# [WHAT YOU WILL DO]
Reproduce the data below verbatim, line for line, without altering any entry.

Element and coordinate records
___

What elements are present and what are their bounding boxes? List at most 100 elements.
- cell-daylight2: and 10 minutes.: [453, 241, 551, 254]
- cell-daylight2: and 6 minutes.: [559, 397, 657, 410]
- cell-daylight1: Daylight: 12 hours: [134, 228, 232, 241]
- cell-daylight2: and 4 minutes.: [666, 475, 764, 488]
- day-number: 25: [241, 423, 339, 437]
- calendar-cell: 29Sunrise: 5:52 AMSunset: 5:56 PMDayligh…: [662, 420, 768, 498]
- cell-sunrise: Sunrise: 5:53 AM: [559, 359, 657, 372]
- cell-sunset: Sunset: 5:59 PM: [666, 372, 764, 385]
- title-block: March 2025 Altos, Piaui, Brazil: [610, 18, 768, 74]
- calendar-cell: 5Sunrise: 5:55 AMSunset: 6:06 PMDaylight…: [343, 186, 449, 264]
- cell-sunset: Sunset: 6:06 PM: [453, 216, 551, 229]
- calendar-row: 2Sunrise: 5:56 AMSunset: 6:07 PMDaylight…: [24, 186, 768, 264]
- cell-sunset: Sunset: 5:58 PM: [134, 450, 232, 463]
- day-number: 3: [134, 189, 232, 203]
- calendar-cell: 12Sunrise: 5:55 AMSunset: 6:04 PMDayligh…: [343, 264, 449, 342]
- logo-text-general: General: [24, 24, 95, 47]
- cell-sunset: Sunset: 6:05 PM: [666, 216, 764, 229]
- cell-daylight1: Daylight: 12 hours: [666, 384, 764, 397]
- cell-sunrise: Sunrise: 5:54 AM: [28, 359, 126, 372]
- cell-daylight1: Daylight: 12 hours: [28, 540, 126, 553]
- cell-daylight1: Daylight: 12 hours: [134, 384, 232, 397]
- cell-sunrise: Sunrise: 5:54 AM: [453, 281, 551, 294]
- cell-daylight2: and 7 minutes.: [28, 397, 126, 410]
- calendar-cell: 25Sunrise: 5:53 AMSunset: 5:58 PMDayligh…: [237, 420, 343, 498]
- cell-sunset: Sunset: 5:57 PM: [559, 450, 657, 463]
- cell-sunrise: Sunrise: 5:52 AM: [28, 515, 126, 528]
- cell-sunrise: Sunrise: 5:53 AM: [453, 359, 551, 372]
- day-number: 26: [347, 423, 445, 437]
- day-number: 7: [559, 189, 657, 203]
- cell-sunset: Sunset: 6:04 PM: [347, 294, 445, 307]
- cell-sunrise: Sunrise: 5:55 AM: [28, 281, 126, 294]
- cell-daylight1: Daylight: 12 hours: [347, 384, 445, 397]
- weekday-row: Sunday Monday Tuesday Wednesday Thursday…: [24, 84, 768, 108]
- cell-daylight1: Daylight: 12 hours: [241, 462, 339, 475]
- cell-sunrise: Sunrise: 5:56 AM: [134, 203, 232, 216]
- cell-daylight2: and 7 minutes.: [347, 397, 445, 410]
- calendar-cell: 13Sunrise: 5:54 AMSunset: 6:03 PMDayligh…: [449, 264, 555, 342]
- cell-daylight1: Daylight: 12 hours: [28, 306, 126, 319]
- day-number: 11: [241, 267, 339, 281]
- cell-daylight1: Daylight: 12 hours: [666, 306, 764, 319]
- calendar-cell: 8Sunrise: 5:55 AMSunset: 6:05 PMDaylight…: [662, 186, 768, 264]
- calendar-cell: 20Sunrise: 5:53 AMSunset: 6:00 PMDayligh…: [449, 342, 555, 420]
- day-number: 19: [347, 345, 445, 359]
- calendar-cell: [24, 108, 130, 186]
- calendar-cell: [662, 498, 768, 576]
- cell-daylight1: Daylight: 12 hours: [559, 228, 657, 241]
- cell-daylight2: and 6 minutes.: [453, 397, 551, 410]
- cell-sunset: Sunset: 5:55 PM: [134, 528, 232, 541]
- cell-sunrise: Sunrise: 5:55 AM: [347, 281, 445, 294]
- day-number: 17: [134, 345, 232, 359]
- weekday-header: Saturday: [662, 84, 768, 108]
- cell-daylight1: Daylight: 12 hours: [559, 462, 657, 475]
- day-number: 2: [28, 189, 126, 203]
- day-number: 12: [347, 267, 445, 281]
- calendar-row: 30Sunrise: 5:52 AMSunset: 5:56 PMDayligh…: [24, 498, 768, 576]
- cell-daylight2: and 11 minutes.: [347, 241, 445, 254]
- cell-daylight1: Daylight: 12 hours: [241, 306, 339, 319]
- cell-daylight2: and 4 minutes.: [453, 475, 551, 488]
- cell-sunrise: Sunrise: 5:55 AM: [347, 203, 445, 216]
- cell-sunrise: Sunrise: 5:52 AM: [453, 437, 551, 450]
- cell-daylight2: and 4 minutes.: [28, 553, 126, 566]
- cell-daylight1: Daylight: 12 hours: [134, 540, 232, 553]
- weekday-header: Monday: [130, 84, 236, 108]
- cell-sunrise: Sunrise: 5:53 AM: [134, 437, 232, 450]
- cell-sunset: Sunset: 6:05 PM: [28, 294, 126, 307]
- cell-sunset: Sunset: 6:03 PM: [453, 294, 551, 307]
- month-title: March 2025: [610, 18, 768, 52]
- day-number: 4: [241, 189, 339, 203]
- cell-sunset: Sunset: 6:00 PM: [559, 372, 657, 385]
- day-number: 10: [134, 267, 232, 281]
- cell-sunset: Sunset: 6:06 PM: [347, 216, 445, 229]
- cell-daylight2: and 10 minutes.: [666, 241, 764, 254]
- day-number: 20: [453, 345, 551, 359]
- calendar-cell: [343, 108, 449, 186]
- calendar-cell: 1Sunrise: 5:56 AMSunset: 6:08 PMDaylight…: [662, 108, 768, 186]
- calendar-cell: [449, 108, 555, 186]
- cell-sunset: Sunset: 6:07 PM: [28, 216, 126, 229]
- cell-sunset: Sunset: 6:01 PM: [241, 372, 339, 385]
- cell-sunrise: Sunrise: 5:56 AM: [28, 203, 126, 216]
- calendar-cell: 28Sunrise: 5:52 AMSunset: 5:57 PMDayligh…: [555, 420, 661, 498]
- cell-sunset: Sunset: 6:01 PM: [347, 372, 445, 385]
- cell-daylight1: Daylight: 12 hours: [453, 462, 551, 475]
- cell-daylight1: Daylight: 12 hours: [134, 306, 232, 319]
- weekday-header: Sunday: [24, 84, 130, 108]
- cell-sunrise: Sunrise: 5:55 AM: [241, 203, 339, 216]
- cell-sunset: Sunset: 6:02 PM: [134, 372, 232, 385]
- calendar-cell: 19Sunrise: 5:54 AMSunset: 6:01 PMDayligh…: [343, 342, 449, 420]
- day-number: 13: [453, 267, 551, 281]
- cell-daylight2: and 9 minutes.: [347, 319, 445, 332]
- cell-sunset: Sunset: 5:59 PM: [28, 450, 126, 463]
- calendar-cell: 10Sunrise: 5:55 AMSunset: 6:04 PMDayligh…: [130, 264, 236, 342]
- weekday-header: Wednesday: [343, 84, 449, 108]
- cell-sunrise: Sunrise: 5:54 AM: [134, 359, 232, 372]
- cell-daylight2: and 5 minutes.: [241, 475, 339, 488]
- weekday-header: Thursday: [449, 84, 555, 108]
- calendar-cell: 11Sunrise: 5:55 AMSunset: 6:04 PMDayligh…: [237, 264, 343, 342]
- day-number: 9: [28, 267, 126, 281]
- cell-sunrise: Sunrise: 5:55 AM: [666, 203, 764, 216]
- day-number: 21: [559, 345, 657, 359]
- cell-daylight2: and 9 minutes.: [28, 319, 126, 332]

___

# [ANSWER TO THIS EXERCISE]
What elements are present and what are their bounding boxes? List at most 100 elements.
- cell-daylight2: and 10 minutes.: [453, 241, 551, 254]
- cell-daylight2: and 6 minutes.: [559, 397, 657, 410]
- cell-daylight1: Daylight: 12 hours: [134, 228, 232, 241]
- cell-daylight2: and 4 minutes.: [666, 475, 764, 488]
- day-number: 25: [241, 423, 339, 437]
- calendar-cell: 29Sunrise: 5:52 AMSunset: 5:56 PMDayligh…: [662, 420, 768, 498]
- cell-sunrise: Sunrise: 5:53 AM: [559, 359, 657, 372]
- cell-sunset: Sunset: 5:59 PM: [666, 372, 764, 385]
- title-block: March 2025 Altos, Piaui, Brazil: [610, 18, 768, 74]
- calendar-cell: 5Sunrise: 5:55 AMSunset: 6:06 PMDaylight…: [343, 186, 449, 264]
- cell-sunset: Sunset: 6:06 PM: [453, 216, 551, 229]
- calendar-row: 2Sunrise: 5:56 AMSunset: 6:07 PMDaylight…: [24, 186, 768, 264]
- cell-sunset: Sunset: 5:58 PM: [134, 450, 232, 463]
- day-number: 3: [134, 189, 232, 203]
- calendar-cell: 12Sunrise: 5:55 AMSunset: 6:04 PMDayligh…: [343, 264, 449, 342]
- logo-text-general: General: [24, 24, 95, 47]
- cell-sunset: Sunset: 6:05 PM: [666, 216, 764, 229]
- cell-daylight1: Daylight: 12 hours: [666, 384, 764, 397]
- cell-sunrise: Sunrise: 5:54 AM: [28, 359, 126, 372]
- cell-daylight1: Daylight: 12 hours: [28, 540, 126, 553]
- cell-daylight1: Daylight: 12 hours: [134, 384, 232, 397]
- cell-sunrise: Sunrise: 5:54 AM: [453, 281, 551, 294]
- cell-daylight2: and 7 minutes.: [28, 397, 126, 410]
- calendar-cell: 25Sunrise: 5:53 AMSunset: 5:58 PMDayligh…: [237, 420, 343, 498]
- cell-sunset: Sunset: 5:57 PM: [559, 450, 657, 463]
- cell-sunrise: Sunrise: 5:52 AM: [28, 515, 126, 528]
- cell-sunrise: Sunrise: 5:53 AM: [453, 359, 551, 372]
- day-number: 26: [347, 423, 445, 437]
- day-number: 7: [559, 189, 657, 203]
- cell-sunset: Sunset: 6:04 PM: [347, 294, 445, 307]
- cell-sunrise: Sunrise: 5:55 AM: [28, 281, 126, 294]
- cell-daylight1: Daylight: 12 hours: [347, 384, 445, 397]
- weekday-row: Sunday Monday Tuesday Wednesday Thursday…: [24, 84, 768, 108]
- cell-daylight1: Daylight: 12 hours: [241, 462, 339, 475]
- cell-sunrise: Sunrise: 5:56 AM: [134, 203, 232, 216]
- cell-daylight2: and 7 minutes.: [347, 397, 445, 410]
- calendar-cell: 13Sunrise: 5:54 AMSunset: 6:03 PMDayligh…: [449, 264, 555, 342]
- cell-daylight1: Daylight: 12 hours: [28, 306, 126, 319]
- day-number: 11: [241, 267, 339, 281]
- cell-daylight1: Daylight: 12 hours: [666, 306, 764, 319]
- calendar-cell: 8Sunrise: 5:55 AMSunset: 6:05 PMDaylight…: [662, 186, 768, 264]
- calendar-cell: 20Sunrise: 5:53 AMSunset: 6:00 PMDayligh…: [449, 342, 555, 420]
- day-number: 19: [347, 345, 445, 359]
- calendar-cell: [24, 108, 130, 186]
- calendar-cell: [662, 498, 768, 576]
- cell-daylight1: Daylight: 12 hours: [559, 228, 657, 241]
- cell-daylight2: and 6 minutes.: [453, 397, 551, 410]
- cell-sunset: Sunset: 5:55 PM: [134, 528, 232, 541]
- cell-sunrise: Sunrise: 5:55 AM: [347, 281, 445, 294]
- day-number: 17: [134, 345, 232, 359]
- weekday-header: Saturday: [662, 84, 768, 108]
- cell-daylight1: Daylight: 12 hours: [559, 462, 657, 475]
- day-number: 2: [28, 189, 126, 203]
- day-number: 12: [347, 267, 445, 281]
- calendar-row: 30Sunrise: 5:52 AMSunset: 5:56 PMDayligh…: [24, 498, 768, 576]
- cell-daylight2: and 11 minutes.: [347, 241, 445, 254]
- cell-daylight1: Daylight: 12 hours: [241, 306, 339, 319]
- cell-daylight2: and 4 minutes.: [453, 475, 551, 488]
- cell-sunrise: Sunrise: 5:55 AM: [347, 203, 445, 216]
- cell-sunrise: Sunrise: 5:52 AM: [453, 437, 551, 450]
- cell-daylight2: and 4 minutes.: [28, 553, 126, 566]
- cell-daylight1: Daylight: 12 hours: [134, 540, 232, 553]
- weekday-header: Monday: [130, 84, 236, 108]
- cell-sunrise: Sunrise: 5:53 AM: [134, 437, 232, 450]
- cell-sunset: Sunset: 6:05 PM: [28, 294, 126, 307]
- cell-sunset: Sunset: 6:03 PM: [453, 294, 551, 307]
- month-title: March 2025: [610, 18, 768, 52]
- day-number: 4: [241, 189, 339, 203]
- cell-sunset: Sunset: 6:00 PM: [559, 372, 657, 385]
- day-number: 10: [134, 267, 232, 281]
- cell-sunset: Sunset: 6:06 PM: [347, 216, 445, 229]
- cell-daylight2: and 10 minutes.: [666, 241, 764, 254]
- day-number: 20: [453, 345, 551, 359]
- calendar-cell: [343, 108, 449, 186]
- calendar-cell: 1Sunrise: 5:56 AMSunset: 6:08 PMDaylight…: [662, 108, 768, 186]
- calendar-cell: [449, 108, 555, 186]
- cell-sunset: Sunset: 6:07 PM: [28, 216, 126, 229]
- cell-sunset: Sunset: 6:01 PM: [241, 372, 339, 385]
- cell-sunrise: Sunrise: 5:56 AM: [28, 203, 126, 216]
- calendar-cell: 28Sunrise: 5:52 AMSunset: 5:57 PMDayligh…: [555, 420, 661, 498]
- cell-sunset: Sunset: 6:01 PM: [347, 372, 445, 385]
- cell-daylight1: Daylight: 12 hours: [453, 462, 551, 475]
- cell-daylight1: Daylight: 12 hours: [134, 306, 232, 319]
- weekday-header: Sunday: [24, 84, 130, 108]
- cell-sunrise: Sunrise: 5:55 AM: [241, 203, 339, 216]
- cell-sunset: Sunset: 6:02 PM: [134, 372, 232, 385]
- calendar-cell: 19Sunrise: 5:54 AMSunset: 6:01 PMDayligh…: [343, 342, 449, 420]
- day-number: 13: [453, 267, 551, 281]
- cell-daylight2: and 9 minutes.: [347, 319, 445, 332]
- cell-sunset: Sunset: 5:59 PM: [28, 450, 126, 463]
- calendar-cell: 10Sunrise: 5:55 AMSunset: 6:04 PMDayligh…: [130, 264, 236, 342]
- weekday-header: Wednesday: [343, 84, 449, 108]
- cell-sunrise: Sunrise: 5:54 AM: [134, 359, 232, 372]
- cell-daylight2: and 5 minutes.: [241, 475, 339, 488]
- weekday-header: Thursday: [449, 84, 555, 108]
- calendar-cell: 11Sunrise: 5:55 AMSunset: 6:04 PMDayligh…: [237, 264, 343, 342]
- day-number: 9: [28, 267, 126, 281]
- cell-sunrise: Sunrise: 5:55 AM: [666, 203, 764, 216]
- day-number: 21: [559, 345, 657, 359]
- cell-daylight2: and 9 minutes.: [28, 319, 126, 332]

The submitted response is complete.